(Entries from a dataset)
▶

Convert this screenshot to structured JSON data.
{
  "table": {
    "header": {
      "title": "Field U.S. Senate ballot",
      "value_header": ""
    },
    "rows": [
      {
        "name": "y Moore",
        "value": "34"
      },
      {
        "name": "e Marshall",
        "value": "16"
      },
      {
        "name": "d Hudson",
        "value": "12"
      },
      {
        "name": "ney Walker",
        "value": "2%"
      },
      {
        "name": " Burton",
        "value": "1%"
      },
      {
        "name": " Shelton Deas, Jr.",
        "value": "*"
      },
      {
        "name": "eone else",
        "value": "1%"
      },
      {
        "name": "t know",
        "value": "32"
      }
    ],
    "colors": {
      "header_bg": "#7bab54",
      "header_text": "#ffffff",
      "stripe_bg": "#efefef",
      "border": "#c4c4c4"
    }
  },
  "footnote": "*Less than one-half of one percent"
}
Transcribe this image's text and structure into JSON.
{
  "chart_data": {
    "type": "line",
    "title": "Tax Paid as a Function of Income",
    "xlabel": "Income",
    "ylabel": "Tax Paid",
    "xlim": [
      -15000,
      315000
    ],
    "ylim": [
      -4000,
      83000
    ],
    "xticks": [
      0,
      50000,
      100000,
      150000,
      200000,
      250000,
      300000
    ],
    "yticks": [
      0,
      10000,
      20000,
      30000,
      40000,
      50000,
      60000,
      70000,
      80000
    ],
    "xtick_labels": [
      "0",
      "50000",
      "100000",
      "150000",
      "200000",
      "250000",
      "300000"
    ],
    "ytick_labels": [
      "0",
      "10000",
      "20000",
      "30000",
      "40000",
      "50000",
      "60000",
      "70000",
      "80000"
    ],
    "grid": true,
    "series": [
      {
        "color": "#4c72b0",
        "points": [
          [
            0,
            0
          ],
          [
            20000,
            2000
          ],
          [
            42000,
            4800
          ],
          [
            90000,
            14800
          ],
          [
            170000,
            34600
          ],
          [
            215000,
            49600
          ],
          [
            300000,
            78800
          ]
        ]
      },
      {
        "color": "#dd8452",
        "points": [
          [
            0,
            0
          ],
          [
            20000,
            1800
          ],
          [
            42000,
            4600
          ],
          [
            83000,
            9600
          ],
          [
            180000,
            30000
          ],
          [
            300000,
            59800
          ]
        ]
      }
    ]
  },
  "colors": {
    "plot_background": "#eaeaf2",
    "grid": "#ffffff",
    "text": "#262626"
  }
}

◀

Copy out all of the records shown above exactly.

Convert this screenshot to structured JSON data.
{
  "table": {
    "header": {
      "title": "Field U.S. Senate ballot",
      "value_header": ""
    },
    "rows": [
      {
        "name": "y Moore",
        "value": "34"
      },
      {
        "name": "e Marshall",
        "value": "16"
      },
      {
        "name": "d Hudson",
        "value": "12"
      },
      {
        "name": "ney Walker",
        "value": "2%"
      },
      {
        "name": " Burton",
        "value": "1%"
      },
      {
        "name": " Shelton Deas, Jr.",
        "value": "*"
      },
      {
        "name": "eone else",
        "value": "1%"
      },
      {
        "name": "t know",
        "value": "32"
      }
    ],
    "colors": {
      "header_bg": "#7bab54",
      "header_text": "#ffffff",
      "stripe_bg": "#efefef",
      "border": "#c4c4c4"
    }
  },
  "footnote": "*Less than one-half of one percent"
}
Transcribe this image's text and structure into JSON.
{
  "chart_data": {
    "type": "line",
    "title": "Tax Paid as a Function of Income",
    "xlabel": "Income",
    "ylabel": "Tax Paid",
    "xlim": [
      -15000,
      315000
    ],
    "ylim": [
      -4000,
      83000
    ],
    "xticks": [
      0,
      50000,
      100000,
      150000,
      200000,
      250000,
      300000
    ],
    "yticks": [
      0,
      10000,
      20000,
      30000,
      40000,
      50000,
      60000,
      70000,
      80000
    ],
    "xtick_labels": [
      "0",
      "50000",
      "100000",
      "150000",
      "200000",
      "250000",
      "300000"
    ],
    "ytick_labels": [
      "0",
      "10000",
      "20000",
      "30000",
      "40000",
      "50000",
      "60000",
      "70000",
      "80000"
    ],
    "grid": true,
    "series": [
      {
        "color": "#4c72b0",
        "points": [
          [
            0,
            0
          ],
          [
            20000,
            2000
          ],
          [
            42000,
            4800
          ],
          [
            90000,
            14800
          ],
          [
            170000,
            34600
          ],
          [
            215000,
            49600
          ],
          [
            300000,
            78800
          ]
        ]
      },
      {
        "color": "#dd8452",
        "points": [
          [
            0,
            0
          ],
          [
            20000,
            1800
          ],
          [
            42000,
            4600
          ],
          [
            83000,
            9600
          ],
          [
            180000,
            30000
          ],
          [
            300000,
            59800
          ]
        ]
      }
    ]
  },
  "colors": {
    "plot_background": "#eaeaf2",
    "grid": "#ffffff",
    "text": "#262626"
  }
}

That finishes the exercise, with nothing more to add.